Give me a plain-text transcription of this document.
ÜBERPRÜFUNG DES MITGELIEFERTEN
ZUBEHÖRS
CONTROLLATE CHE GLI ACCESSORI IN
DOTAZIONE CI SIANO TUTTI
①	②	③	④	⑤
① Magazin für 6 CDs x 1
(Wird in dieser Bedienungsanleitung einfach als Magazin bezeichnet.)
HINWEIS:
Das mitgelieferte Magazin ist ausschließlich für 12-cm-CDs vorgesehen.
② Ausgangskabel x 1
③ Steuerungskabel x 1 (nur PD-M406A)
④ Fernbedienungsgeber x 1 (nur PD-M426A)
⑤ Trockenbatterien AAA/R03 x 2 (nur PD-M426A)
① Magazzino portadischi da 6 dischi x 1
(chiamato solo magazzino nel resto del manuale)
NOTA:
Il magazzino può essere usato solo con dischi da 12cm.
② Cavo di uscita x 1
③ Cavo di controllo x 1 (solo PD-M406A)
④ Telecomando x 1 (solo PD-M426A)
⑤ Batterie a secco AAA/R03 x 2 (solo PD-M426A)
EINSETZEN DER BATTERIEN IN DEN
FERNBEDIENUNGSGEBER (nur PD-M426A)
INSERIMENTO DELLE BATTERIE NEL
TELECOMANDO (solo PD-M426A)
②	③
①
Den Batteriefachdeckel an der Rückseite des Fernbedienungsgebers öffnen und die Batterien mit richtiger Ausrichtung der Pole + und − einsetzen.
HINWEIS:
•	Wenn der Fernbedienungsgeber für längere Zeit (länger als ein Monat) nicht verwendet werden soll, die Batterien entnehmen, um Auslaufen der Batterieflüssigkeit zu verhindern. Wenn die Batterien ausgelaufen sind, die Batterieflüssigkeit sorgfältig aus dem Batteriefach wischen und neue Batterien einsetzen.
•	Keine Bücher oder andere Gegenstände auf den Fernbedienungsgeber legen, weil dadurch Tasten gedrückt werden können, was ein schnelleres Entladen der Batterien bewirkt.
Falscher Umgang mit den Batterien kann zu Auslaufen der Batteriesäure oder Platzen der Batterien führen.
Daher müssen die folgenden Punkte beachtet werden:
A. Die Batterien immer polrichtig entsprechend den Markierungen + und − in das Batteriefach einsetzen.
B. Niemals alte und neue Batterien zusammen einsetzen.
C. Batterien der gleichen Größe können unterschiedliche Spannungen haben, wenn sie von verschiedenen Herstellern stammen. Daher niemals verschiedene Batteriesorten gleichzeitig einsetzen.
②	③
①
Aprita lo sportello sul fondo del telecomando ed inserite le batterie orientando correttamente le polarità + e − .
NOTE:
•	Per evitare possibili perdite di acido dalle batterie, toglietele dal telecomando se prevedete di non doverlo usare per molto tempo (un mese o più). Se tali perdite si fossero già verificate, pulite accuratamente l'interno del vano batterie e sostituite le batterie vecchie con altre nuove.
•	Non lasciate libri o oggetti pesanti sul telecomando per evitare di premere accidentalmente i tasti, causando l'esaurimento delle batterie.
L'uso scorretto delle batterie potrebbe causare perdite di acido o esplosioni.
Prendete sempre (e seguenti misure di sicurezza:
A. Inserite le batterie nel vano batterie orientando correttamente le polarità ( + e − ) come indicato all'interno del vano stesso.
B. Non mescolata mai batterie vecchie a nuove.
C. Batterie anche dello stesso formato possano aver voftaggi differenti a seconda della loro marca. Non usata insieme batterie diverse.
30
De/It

> [Given problem]
Every record above should be copied exactly.

> [Response]
Give me a plain-text transcription of this document.
ÜBERPRÜFUNG DES MITGELIEFERTEN
ZUBEHÖRS
CONTROLLATE CHE GLI ACCESSORI IN
DOTAZIONE CI SIANO TUTTI
①	②	③	④	⑤
① Magazin für 6 CDs x 1
(Wird in dieser Bedienungsanleitung einfach als Magazin bezeichnet.)
HINWEIS:
Das mitgelieferte Magazin ist ausschließlich für 12-cm-CDs vorgesehen.
② Ausgangskabel x 1
③ Steuerungskabel x 1 (nur PD-M406A)
④ Fernbedienungsgeber x 1 (nur PD-M426A)
⑤ Trockenbatterien AAA/R03 x 2 (nur PD-M426A)
① Magazzino portadischi da 6 dischi x 1
(chiamato solo magazzino nel resto del manuale)
NOTA:
Il magazzino può essere usato solo con dischi da 12cm.
② Cavo di uscita x 1
③ Cavo di controllo x 1 (solo PD-M406A)
④ Telecomando x 1 (solo PD-M426A)
⑤ Batterie a secco AAA/R03 x 2 (solo PD-M426A)
EINSETZEN DER BATTERIEN IN DEN
FERNBEDIENUNGSGEBER (nur PD-M426A)
INSERIMENTO DELLE BATTERIE NEL
TELECOMANDO (solo PD-M426A)
②	③
①
Den Batteriefachdeckel an der Rückseite des Fernbedienungsgebers öffnen und die Batterien mit richtiger Ausrichtung der Pole + und − einsetzen.
HINWEIS:
•	Wenn der Fernbedienungsgeber für längere Zeit (länger als ein Monat) nicht verwendet werden soll, die Batterien entnehmen, um Auslaufen der Batterieflüssigkeit zu verhindern. Wenn die Batterien ausgelaufen sind, die Batterieflüssigkeit sorgfältig aus dem Batteriefach wischen und neue Batterien einsetzen.
•	Keine Bücher oder andere Gegenstände auf den Fernbedienungsgeber legen, weil dadurch Tasten gedrückt werden können, was ein schnelleres Entladen der Batterien bewirkt.
Falscher Umgang mit den Batterien kann zu Auslaufen der Batteriesäure oder Platzen der Batterien führen.
Daher müssen die folgenden Punkte beachtet werden:
A. Die Batterien immer polrichtig entsprechend den Markierungen + und − in das Batteriefach einsetzen.
B. Niemals alte und neue Batterien zusammen einsetzen.
C. Batterien der gleichen Größe können unterschiedliche Spannungen haben, wenn sie von verschiedenen Herstellern stammen. Daher niemals verschiedene Batteriesorten gleichzeitig einsetzen.
②	③
①
Aprita lo sportello sul fondo del telecomando ed inserite le batterie orientando correttamente le polarità + e − .
NOTE:
•	Per evitare possibili perdite di acido dalle batterie, toglietele dal telecomando se prevedete di non doverlo usare per molto tempo (un mese o più). Se tali perdite si fossero già verificate, pulite accuratamente l'interno del vano batterie e sostituite le batterie vecchie con altre nuove.
•	Non lasciate libri o oggetti pesanti sul telecomando per evitare di premere accidentalmente i tasti, causando l'esaurimento delle batterie.
L'uso scorretto delle batterie potrebbe causare perdite di acido o esplosioni.
Prendete sempre (e seguenti misure di sicurezza:
A. Inserite le batterie nel vano batterie orientando correttamente le polarità ( + e − ) come indicato all'interno del vano stesso.
B. Non mescolata mai batterie vecchie a nuove.
C. Batterie anche dello stesso formato possano aver voftaggi differenti a seconda della loro marca. Non usata insieme batterie diverse.
30
De/It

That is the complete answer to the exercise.